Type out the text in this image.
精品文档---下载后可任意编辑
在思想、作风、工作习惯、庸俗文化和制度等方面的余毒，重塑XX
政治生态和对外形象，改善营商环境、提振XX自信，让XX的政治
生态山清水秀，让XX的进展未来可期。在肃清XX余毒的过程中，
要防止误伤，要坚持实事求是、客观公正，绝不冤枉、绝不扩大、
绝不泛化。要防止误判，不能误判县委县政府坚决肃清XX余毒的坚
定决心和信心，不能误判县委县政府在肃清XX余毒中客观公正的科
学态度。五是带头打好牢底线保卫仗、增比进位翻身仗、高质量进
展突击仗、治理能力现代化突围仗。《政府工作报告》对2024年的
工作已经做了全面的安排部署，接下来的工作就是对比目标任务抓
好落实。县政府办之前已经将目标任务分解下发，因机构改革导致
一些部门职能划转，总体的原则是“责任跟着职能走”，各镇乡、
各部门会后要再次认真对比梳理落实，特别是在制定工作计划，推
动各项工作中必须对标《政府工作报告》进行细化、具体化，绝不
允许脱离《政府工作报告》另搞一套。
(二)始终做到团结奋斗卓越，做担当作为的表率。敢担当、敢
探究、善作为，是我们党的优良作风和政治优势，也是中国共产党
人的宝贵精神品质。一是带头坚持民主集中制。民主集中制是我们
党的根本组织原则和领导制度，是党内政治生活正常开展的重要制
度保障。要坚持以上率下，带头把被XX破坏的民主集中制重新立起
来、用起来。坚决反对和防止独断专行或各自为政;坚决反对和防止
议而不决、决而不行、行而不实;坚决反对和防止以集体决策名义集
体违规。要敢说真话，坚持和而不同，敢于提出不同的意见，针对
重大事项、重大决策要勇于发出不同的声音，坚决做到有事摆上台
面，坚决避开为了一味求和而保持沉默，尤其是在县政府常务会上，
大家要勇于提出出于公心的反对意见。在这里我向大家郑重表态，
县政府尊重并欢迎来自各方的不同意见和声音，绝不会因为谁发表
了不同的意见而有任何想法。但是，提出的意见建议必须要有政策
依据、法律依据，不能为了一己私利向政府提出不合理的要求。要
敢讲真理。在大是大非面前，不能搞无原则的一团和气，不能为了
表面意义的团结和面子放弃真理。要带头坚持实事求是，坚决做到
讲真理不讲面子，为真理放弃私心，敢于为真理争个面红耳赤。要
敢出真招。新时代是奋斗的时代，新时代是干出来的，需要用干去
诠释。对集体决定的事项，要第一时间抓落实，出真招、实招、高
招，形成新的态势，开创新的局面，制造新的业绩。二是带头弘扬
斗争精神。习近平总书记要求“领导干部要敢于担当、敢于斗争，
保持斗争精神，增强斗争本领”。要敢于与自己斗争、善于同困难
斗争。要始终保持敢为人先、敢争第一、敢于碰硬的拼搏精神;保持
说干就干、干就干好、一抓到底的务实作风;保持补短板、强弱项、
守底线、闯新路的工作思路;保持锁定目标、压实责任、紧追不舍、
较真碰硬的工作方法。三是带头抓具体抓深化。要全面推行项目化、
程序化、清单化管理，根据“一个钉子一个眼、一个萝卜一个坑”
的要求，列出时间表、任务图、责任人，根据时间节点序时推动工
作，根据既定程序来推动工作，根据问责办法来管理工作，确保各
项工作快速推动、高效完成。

### Set exercise
Identify and copy lines that hold the string "政府工作报告".

### Written response
展突击仗、治理能力现代化突围仗。《政府工作报告》对2024年的
动各项工作中必须对标《政府工作报告》进行细化、具体化，绝不
允许脱离《政府工作报告》另搞一套。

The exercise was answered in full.